__Records that describe figures__
▬▬▬▬▬▬▬▬▬▬

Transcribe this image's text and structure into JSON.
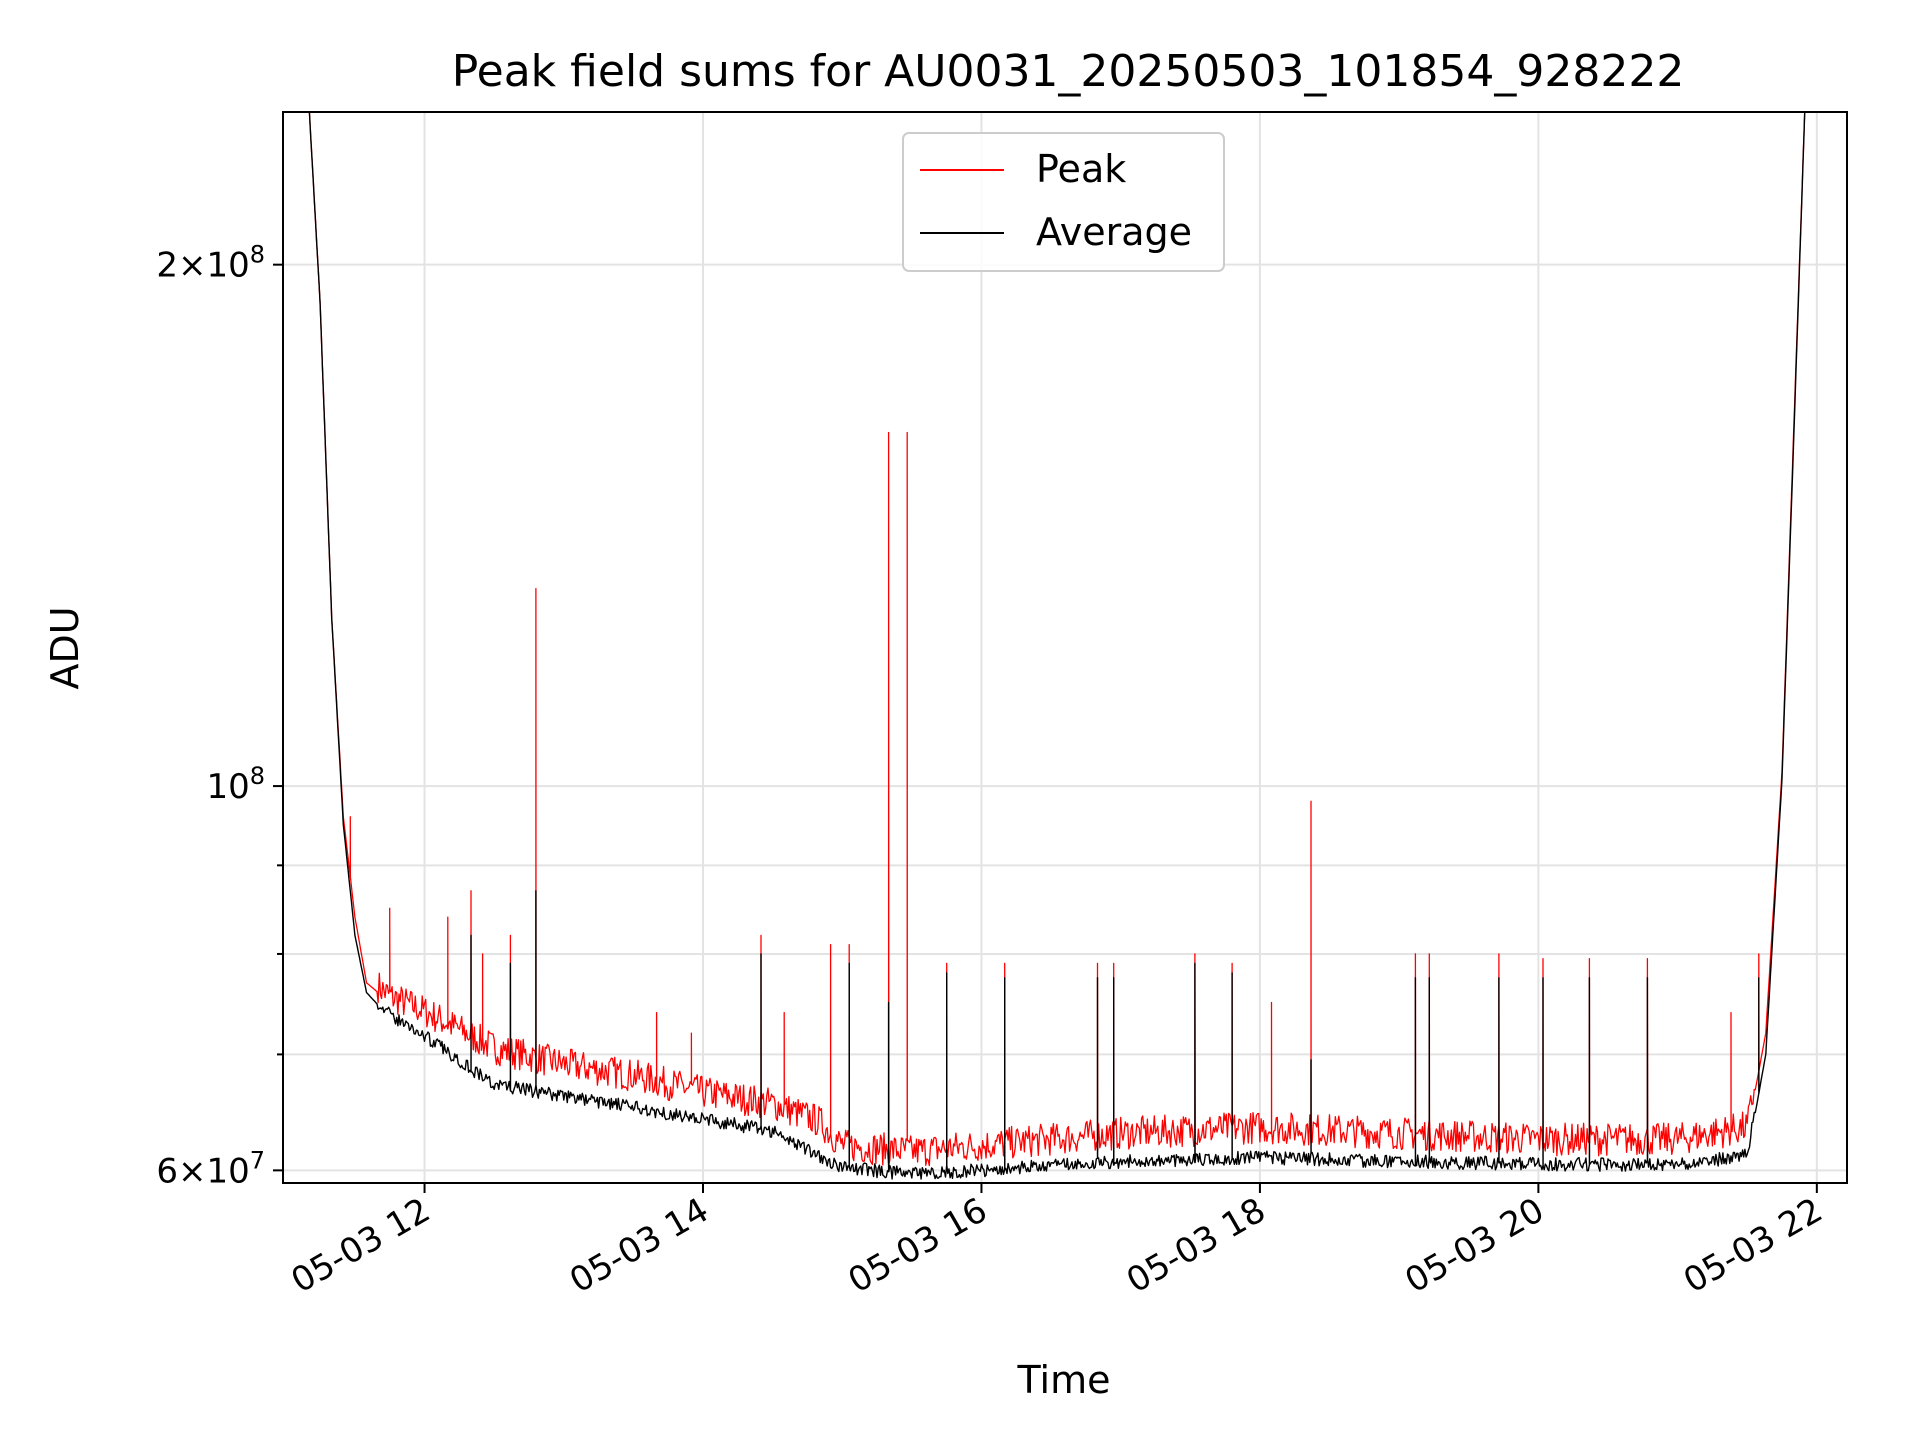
{
  "chart_data": {
    "type": "line",
    "title": "Peak field sums for AU0031_20250503_101854_928222",
    "xlabel": "Time",
    "ylabel": "ADU",
    "y_scale": "log",
    "ylim": [
      59000000,
      245000000
    ],
    "xlim": [
      "2025-05-03T10:59",
      "2025-05-03T22:13"
    ],
    "grid": true,
    "legend_position": "top-center",
    "x_ticks": [
      {
        "value": "2025-05-03T12:00",
        "label": "05-03 12"
      },
      {
        "value": "2025-05-03T14:00",
        "label": "05-03 14"
      },
      {
        "value": "2025-05-03T16:00",
        "label": "05-03 16"
      },
      {
        "value": "2025-05-03T18:00",
        "label": "05-03 18"
      },
      {
        "value": "2025-05-03T20:00",
        "label": "05-03 20"
      },
      {
        "value": "2025-05-03T22:00",
        "label": "05-03 22"
      }
    ],
    "y_ticks_major": [
      {
        "value": 60000000,
        "base": "6",
        "exp": "7"
      },
      {
        "value": 100000000,
        "base": "",
        "exp": "8"
      },
      {
        "value": 200000000,
        "base": "2",
        "exp": "8"
      }
    ],
    "y_ticks_minor": [
      70000000,
      80000000,
      90000000
    ],
    "series": [
      {
        "name": "Peak",
        "color": "#ff0000",
        "baseline": [
          [
            "2025-05-03T11:10",
            250000000
          ],
          [
            "2025-05-03T11:15",
            190000000
          ],
          [
            "2025-05-03T11:20",
            125000000
          ],
          [
            "2025-05-03T11:25",
            96000000
          ],
          [
            "2025-05-03T11:30",
            84000000
          ],
          [
            "2025-05-03T11:35",
            77000000
          ],
          [
            "2025-05-03T11:45",
            75000000
          ],
          [
            "2025-05-03T12:00",
            73500000
          ],
          [
            "2025-05-03T12:30",
            70000000
          ],
          [
            "2025-05-03T13:00",
            68500000
          ],
          [
            "2025-05-03T13:30",
            67500000
          ],
          [
            "2025-05-03T14:00",
            66000000
          ],
          [
            "2025-05-03T14:30",
            65000000
          ],
          [
            "2025-05-03T14:50",
            63500000
          ],
          [
            "2025-05-03T15:00",
            61500000
          ],
          [
            "2025-05-03T15:30",
            61000000
          ],
          [
            "2025-05-03T16:00",
            61500000
          ],
          [
            "2025-05-03T17:00",
            62500000
          ],
          [
            "2025-05-03T18:00",
            63000000
          ],
          [
            "2025-05-03T19:00",
            62500000
          ],
          [
            "2025-05-03T20:00",
            62000000
          ],
          [
            "2025-05-03T21:00",
            62000000
          ],
          [
            "2025-05-03T21:30",
            63000000
          ],
          [
            "2025-05-03T21:38",
            72000000
          ],
          [
            "2025-05-03T21:45",
            102000000
          ],
          [
            "2025-05-03T21:50",
            160000000
          ],
          [
            "2025-05-03T21:55",
            250000000
          ]
        ],
        "spikes": [
          [
            "2025-05-03T11:28",
            96000000
          ],
          [
            "2025-05-03T11:45",
            85000000
          ],
          [
            "2025-05-03T12:10",
            84000000
          ],
          [
            "2025-05-03T12:20",
            87000000
          ],
          [
            "2025-05-03T12:25",
            80000000
          ],
          [
            "2025-05-03T12:37",
            82000000
          ],
          [
            "2025-05-03T12:48",
            130000000
          ],
          [
            "2025-05-03T13:40",
            74000000
          ],
          [
            "2025-05-03T13:55",
            72000000
          ],
          [
            "2025-05-03T14:25",
            82000000
          ],
          [
            "2025-05-03T14:35",
            74000000
          ],
          [
            "2025-05-03T14:55",
            81000000
          ],
          [
            "2025-05-03T15:03",
            81000000
          ],
          [
            "2025-05-03T15:20",
            160000000
          ],
          [
            "2025-05-03T15:28",
            160000000
          ],
          [
            "2025-05-03T15:45",
            79000000
          ],
          [
            "2025-05-03T16:10",
            79000000
          ],
          [
            "2025-05-03T16:50",
            79000000
          ],
          [
            "2025-05-03T16:57",
            79000000
          ],
          [
            "2025-05-03T17:32",
            80000000
          ],
          [
            "2025-05-03T17:48",
            79000000
          ],
          [
            "2025-05-03T18:05",
            75000000
          ],
          [
            "2025-05-03T18:22",
            98000000
          ],
          [
            "2025-05-03T19:07",
            80000000
          ],
          [
            "2025-05-03T19:13",
            80000000
          ],
          [
            "2025-05-03T19:43",
            80000000
          ],
          [
            "2025-05-03T20:02",
            79500000
          ],
          [
            "2025-05-03T20:22",
            79500000
          ],
          [
            "2025-05-03T20:47",
            79500000
          ],
          [
            "2025-05-03T21:23",
            74000000
          ],
          [
            "2025-05-03T21:35",
            80000000
          ]
        ]
      },
      {
        "name": "Average",
        "color": "#000000",
        "baseline": [
          [
            "2025-05-03T11:10",
            250000000
          ],
          [
            "2025-05-03T11:15",
            190000000
          ],
          [
            "2025-05-03T11:20",
            125000000
          ],
          [
            "2025-05-03T11:25",
            95000000
          ],
          [
            "2025-05-03T11:30",
            82000000
          ],
          [
            "2025-05-03T11:35",
            76000000
          ],
          [
            "2025-05-03T11:45",
            73500000
          ],
          [
            "2025-05-03T12:00",
            71500000
          ],
          [
            "2025-05-03T12:30",
            67000000
          ],
          [
            "2025-05-03T13:00",
            66000000
          ],
          [
            "2025-05-03T13:30",
            65000000
          ],
          [
            "2025-05-03T14:00",
            64000000
          ],
          [
            "2025-05-03T14:30",
            63000000
          ],
          [
            "2025-05-03T14:50",
            61000000
          ],
          [
            "2025-05-03T15:00",
            60000000
          ],
          [
            "2025-05-03T15:30",
            59500000
          ],
          [
            "2025-05-03T16:00",
            59800000
          ],
          [
            "2025-05-03T17:00",
            60500000
          ],
          [
            "2025-05-03T18:00",
            60800000
          ],
          [
            "2025-05-03T19:00",
            60500000
          ],
          [
            "2025-05-03T20:00",
            60300000
          ],
          [
            "2025-05-03T21:00",
            60200000
          ],
          [
            "2025-05-03T21:30",
            61000000
          ],
          [
            "2025-05-03T21:38",
            70000000
          ],
          [
            "2025-05-03T21:45",
            101000000
          ],
          [
            "2025-05-03T21:50",
            158000000
          ],
          [
            "2025-05-03T21:55",
            250000000
          ]
        ],
        "spikes": [
          [
            "2025-05-03T12:20",
            82000000
          ],
          [
            "2025-05-03T12:37",
            79000000
          ],
          [
            "2025-05-03T12:48",
            87000000
          ],
          [
            "2025-05-03T14:25",
            80000000
          ],
          [
            "2025-05-03T15:03",
            79000000
          ],
          [
            "2025-05-03T15:20",
            75000000
          ],
          [
            "2025-05-03T15:45",
            78000000
          ],
          [
            "2025-05-03T16:10",
            77500000
          ],
          [
            "2025-05-03T16:50",
            77500000
          ],
          [
            "2025-05-03T16:57",
            77500000
          ],
          [
            "2025-05-03T17:32",
            79000000
          ],
          [
            "2025-05-03T17:48",
            78000000
          ],
          [
            "2025-05-03T18:22",
            69500000
          ],
          [
            "2025-05-03T19:07",
            77500000
          ],
          [
            "2025-05-03T19:13",
            77500000
          ],
          [
            "2025-05-03T19:43",
            77500000
          ],
          [
            "2025-05-03T20:02",
            77500000
          ],
          [
            "2025-05-03T20:22",
            77500000
          ],
          [
            "2025-05-03T20:47",
            77500000
          ],
          [
            "2025-05-03T21:35",
            77500000
          ]
        ]
      }
    ]
  }
}
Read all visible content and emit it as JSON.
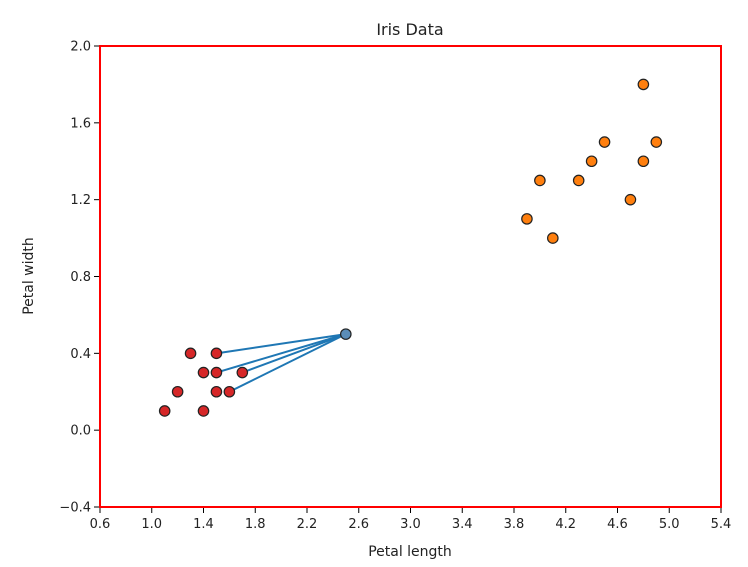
{
  "chart_data": {
    "type": "scatter",
    "title": "Iris Data",
    "xlabel": "Petal length",
    "ylabel": "Petal width",
    "xlim": [
      0.6,
      5.4
    ],
    "ylim": [
      -0.4,
      2.0
    ],
    "xticks": [
      0.6,
      1.0,
      1.4,
      1.8,
      2.2,
      2.6,
      3.0,
      3.4,
      3.8,
      4.2,
      4.6,
      5.0,
      5.4
    ],
    "yticks": [
      -0.4,
      0.0,
      0.4,
      0.8,
      1.2,
      1.6,
      2.0
    ],
    "grid": false,
    "colors": {
      "frame": "#ff0000",
      "class_a": "#d62728",
      "class_b": "#ff7f0e",
      "query": "#5b8db8",
      "neighbor_lines": "#1f77b4",
      "marker_edge": "#222222"
    },
    "series": [
      {
        "color_key": "class_a",
        "points": [
          [
            1.1,
            0.1
          ],
          [
            1.2,
            0.2
          ],
          [
            1.3,
            0.4
          ],
          [
            1.4,
            0.1
          ],
          [
            1.4,
            0.3
          ],
          [
            1.5,
            0.2
          ],
          [
            1.5,
            0.3
          ],
          [
            1.5,
            0.4
          ],
          [
            1.6,
            0.2
          ],
          [
            1.7,
            0.3
          ]
        ]
      },
      {
        "color_key": "class_b",
        "points": [
          [
            3.9,
            1.1
          ],
          [
            4.0,
            1.3
          ],
          [
            4.1,
            1.0
          ],
          [
            4.3,
            1.3
          ],
          [
            4.4,
            1.4
          ],
          [
            4.5,
            1.5
          ],
          [
            4.7,
            1.2
          ],
          [
            4.8,
            1.4
          ],
          [
            4.8,
            1.8
          ],
          [
            4.9,
            1.5
          ]
        ]
      }
    ],
    "query_point": [
      2.5,
      0.5
    ],
    "neighbors": [
      [
        1.5,
        0.4
      ],
      [
        1.5,
        0.3
      ],
      [
        1.7,
        0.3
      ],
      [
        1.6,
        0.2
      ]
    ]
  }
}
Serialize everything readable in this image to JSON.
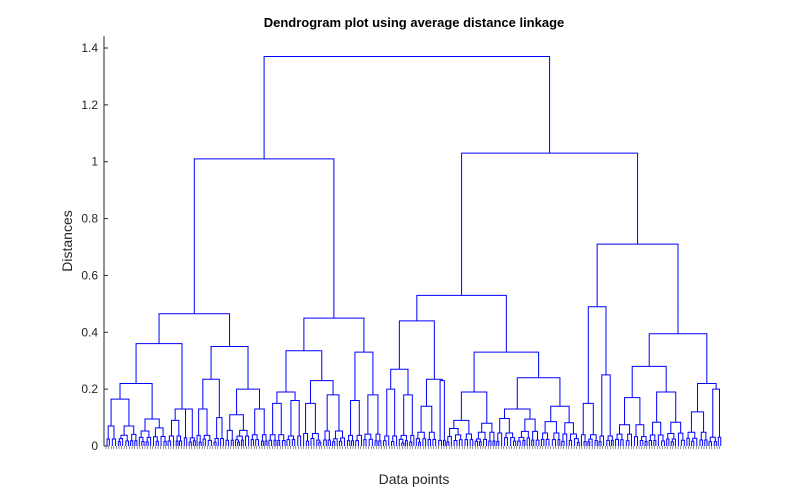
{
  "chart_data": {
    "type": "dendrogram",
    "title": "Dendrogram plot using average distance linkage",
    "xlabel": "Data points",
    "ylabel": "Distances",
    "ylim": [
      0,
      1.45
    ],
    "yticks": [
      "0",
      "0.2",
      "0.4",
      "0.6",
      "0.8",
      "1",
      "1.2",
      "1.4"
    ],
    "grid": false,
    "line_color": "#0000ff",
    "leaf_labels": "dense overlapping numeric leaf indices (illegible)",
    "merge_heights": {
      "root": 1.37,
      "left_cluster": 1.01,
      "right_cluster": 1.03,
      "left_a": 0.465,
      "left_b": 0.45,
      "right_a": 0.53,
      "right_b": 0.71,
      "subclusters": [
        0.36,
        0.35,
        0.335,
        0.33,
        0.44,
        0.33,
        0.49,
        0.395,
        0.28,
        0.22,
        0.2,
        0.235,
        0.19,
        0.23,
        0.24,
        0.26,
        0.22
      ]
    }
  }
}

▬▬▬▬▬▬▬▬▬▬

Which lines in the records above contain the string "JSON"? Copy each one.

Transcribe this image's text and structure into JSON.
Read all visible content and emit it as JSON.
Serialize everything readable in this image to JSON.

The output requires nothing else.